**PROBLEM REQUIREMENTS**
Extract the full set of records, then give each one again exactly.

Stored data:
┌────────

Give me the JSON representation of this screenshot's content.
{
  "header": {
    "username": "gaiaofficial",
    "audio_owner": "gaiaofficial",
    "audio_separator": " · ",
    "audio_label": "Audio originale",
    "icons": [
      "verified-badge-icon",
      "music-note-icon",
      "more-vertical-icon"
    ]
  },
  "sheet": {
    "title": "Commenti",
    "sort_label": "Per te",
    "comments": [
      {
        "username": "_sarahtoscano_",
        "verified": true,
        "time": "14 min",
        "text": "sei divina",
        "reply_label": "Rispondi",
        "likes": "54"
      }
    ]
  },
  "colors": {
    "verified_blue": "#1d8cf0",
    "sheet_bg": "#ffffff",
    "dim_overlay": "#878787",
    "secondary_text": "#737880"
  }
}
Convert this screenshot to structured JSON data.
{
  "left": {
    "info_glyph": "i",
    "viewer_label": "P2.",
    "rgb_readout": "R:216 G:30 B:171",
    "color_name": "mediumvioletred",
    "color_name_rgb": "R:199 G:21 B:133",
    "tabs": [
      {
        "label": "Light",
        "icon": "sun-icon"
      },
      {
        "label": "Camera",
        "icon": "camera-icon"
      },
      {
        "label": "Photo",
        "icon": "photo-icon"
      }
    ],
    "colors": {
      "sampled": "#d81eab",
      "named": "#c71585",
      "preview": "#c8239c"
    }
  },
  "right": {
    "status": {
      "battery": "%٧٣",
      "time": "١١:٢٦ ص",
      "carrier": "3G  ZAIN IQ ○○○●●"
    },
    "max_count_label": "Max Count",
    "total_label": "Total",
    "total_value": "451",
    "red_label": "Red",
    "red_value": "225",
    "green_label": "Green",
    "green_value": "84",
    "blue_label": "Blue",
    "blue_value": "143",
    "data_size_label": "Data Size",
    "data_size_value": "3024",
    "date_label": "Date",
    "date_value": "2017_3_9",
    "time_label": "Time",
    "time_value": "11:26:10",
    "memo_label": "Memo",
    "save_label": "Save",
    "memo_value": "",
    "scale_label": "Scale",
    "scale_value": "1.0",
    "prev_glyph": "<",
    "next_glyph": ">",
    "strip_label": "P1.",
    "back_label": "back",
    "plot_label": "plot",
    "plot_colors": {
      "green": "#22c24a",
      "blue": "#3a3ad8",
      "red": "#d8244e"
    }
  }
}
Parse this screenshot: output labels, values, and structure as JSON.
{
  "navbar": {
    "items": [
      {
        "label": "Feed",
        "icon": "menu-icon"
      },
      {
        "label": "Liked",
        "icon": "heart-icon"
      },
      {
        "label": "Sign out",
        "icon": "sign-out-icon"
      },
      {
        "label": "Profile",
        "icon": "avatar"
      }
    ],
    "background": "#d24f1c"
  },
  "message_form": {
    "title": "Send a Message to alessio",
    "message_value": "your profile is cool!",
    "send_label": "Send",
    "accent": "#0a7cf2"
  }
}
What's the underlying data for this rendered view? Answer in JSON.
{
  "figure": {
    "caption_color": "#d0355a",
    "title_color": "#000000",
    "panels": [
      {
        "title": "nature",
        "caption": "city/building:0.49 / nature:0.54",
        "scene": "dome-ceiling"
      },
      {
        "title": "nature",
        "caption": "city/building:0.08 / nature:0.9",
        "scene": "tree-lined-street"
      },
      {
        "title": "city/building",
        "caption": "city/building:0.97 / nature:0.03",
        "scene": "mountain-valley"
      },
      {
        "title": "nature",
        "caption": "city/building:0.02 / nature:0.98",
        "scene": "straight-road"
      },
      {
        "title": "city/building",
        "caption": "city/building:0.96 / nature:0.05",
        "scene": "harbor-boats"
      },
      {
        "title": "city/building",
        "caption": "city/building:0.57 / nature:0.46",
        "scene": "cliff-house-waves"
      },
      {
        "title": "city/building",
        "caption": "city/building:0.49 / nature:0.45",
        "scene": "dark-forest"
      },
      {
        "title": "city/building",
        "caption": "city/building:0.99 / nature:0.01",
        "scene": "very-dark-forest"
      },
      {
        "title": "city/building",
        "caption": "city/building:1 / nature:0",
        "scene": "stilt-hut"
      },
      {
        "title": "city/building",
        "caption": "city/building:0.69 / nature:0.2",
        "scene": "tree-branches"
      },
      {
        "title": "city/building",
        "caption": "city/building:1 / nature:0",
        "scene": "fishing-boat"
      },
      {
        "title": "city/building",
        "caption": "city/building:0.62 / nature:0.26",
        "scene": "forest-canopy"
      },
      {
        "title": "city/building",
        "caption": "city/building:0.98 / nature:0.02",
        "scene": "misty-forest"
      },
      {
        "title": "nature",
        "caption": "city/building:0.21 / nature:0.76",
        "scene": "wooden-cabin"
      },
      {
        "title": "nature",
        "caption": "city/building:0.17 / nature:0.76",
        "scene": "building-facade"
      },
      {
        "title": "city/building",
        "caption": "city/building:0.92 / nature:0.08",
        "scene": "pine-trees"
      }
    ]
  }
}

└────────

**TASK RESULT**
Give me the JSON representation of this screenshot's content.
{
  "header": {
    "username": "gaiaofficial",
    "audio_owner": "gaiaofficial",
    "audio_separator": " · ",
    "audio_label": "Audio originale",
    "icons": [
      "verified-badge-icon",
      "music-note-icon",
      "more-vertical-icon"
    ]
  },
  "sheet": {
    "title": "Commenti",
    "sort_label": "Per te",
    "comments": [
      {
        "username": "_sarahtoscano_",
        "verified": true,
        "time": "14 min",
        "text": "sei divina",
        "reply_label": "Rispondi",
        "likes": "54"
      }
    ]
  },
  "colors": {
    "verified_blue": "#1d8cf0",
    "sheet_bg": "#ffffff",
    "dim_overlay": "#878787",
    "secondary_text": "#737880"
  }
}
Convert this screenshot to structured JSON data.
{
  "left": {
    "info_glyph": "i",
    "viewer_label": "P2.",
    "rgb_readout": "R:216 G:30 B:171",
    "color_name": "mediumvioletred",
    "color_name_rgb": "R:199 G:21 B:133",
    "tabs": [
      {
        "label": "Light",
        "icon": "sun-icon"
      },
      {
        "label": "Camera",
        "icon": "camera-icon"
      },
      {
        "label": "Photo",
        "icon": "photo-icon"
      }
    ],
    "colors": {
      "sampled": "#d81eab",
      "named": "#c71585",
      "preview": "#c8239c"
    }
  },
  "right": {
    "status": {
      "battery": "%٧٣",
      "time": "١١:٢٦ ص",
      "carrier": "3G  ZAIN IQ ○○○●●"
    },
    "max_count_label": "Max Count",
    "total_label": "Total",
    "total_value": "451",
    "red_label": "Red",
    "red_value": "225",
    "green_label": "Green",
    "green_value": "84",
    "blue_label": "Blue",
    "blue_value": "143",
    "data_size_label": "Data Size",
    "data_size_value": "3024",
    "date_label": "Date",
    "date_value": "2017_3_9",
    "time_label": "Time",
    "time_value": "11:26:10",
    "memo_label": "Memo",
    "save_label": "Save",
    "memo_value": "",
    "scale_label": "Scale",
    "scale_value": "1.0",
    "prev_glyph": "<",
    "next_glyph": ">",
    "strip_label": "P1.",
    "back_label": "back",
    "plot_label": "plot",
    "plot_colors": {
      "green": "#22c24a",
      "blue": "#3a3ad8",
      "red": "#d8244e"
    }
  }
}
Parse this screenshot: output labels, values, and structure as JSON.
{
  "navbar": {
    "items": [
      {
        "label": "Feed",
        "icon": "menu-icon"
      },
      {
        "label": "Liked",
        "icon": "heart-icon"
      },
      {
        "label": "Sign out",
        "icon": "sign-out-icon"
      },
      {
        "label": "Profile",
        "icon": "avatar"
      }
    ],
    "background": "#d24f1c"
  },
  "message_form": {
    "title": "Send a Message to alessio",
    "message_value": "your profile is cool!",
    "send_label": "Send",
    "accent": "#0a7cf2"
  }
}
What's the underlying data for this rendered view? Answer in JSON.
{
  "figure": {
    "caption_color": "#d0355a",
    "title_color": "#000000",
    "panels": [
      {
        "title": "nature",
        "caption": "city/building:0.49 / nature:0.54",
        "scene": "dome-ceiling"
      },
      {
        "title": "nature",
        "caption": "city/building:0.08 / nature:0.9",
        "scene": "tree-lined-street"
      },
      {
        "title": "city/building",
        "caption": "city/building:0.97 / nature:0.03",
        "scene": "mountain-valley"
      },
      {
        "title": "nature",
        "caption": "city/building:0.02 / nature:0.98",
        "scene": "straight-road"
      },
      {
        "title": "city/building",
        "caption": "city/building:0.96 / nature:0.05",
        "scene": "harbor-boats"
      },
      {
        "title": "city/building",
        "caption": "city/building:0.57 / nature:0.46",
        "scene": "cliff-house-waves"
      },
      {
        "title": "city/building",
        "caption": "city/building:0.49 / nature:0.45",
        "scene": "dark-forest"
      },
      {
        "title": "city/building",
        "caption": "city/building:0.99 / nature:0.01",
        "scene": "very-dark-forest"
      },
      {
        "title": "city/building",
        "caption": "city/building:1 / nature:0",
        "scene": "stilt-hut"
      },
      {
        "title": "city/building",
        "caption": "city/building:0.69 / nature:0.2",
        "scene": "tree-branches"
      },
      {
        "title": "city/building",
        "caption": "city/building:1 / nature:0",
        "scene": "fishing-boat"
      },
      {
        "title": "city/building",
        "caption": "city/building:0.62 / nature:0.26",
        "scene": "forest-canopy"
      },
      {
        "title": "city/building",
        "caption": "city/building:0.98 / nature:0.02",
        "scene": "misty-forest"
      },
      {
        "title": "nature",
        "caption": "city/building:0.21 / nature:0.76",
        "scene": "wooden-cabin"
      },
      {
        "title": "nature",
        "caption": "city/building:0.17 / nature:0.76",
        "scene": "building-facade"
      },
      {
        "title": "city/building",
        "caption": "city/building:0.92 / nature:0.08",
        "scene": "pine-trees"
      }
    ]
  }
}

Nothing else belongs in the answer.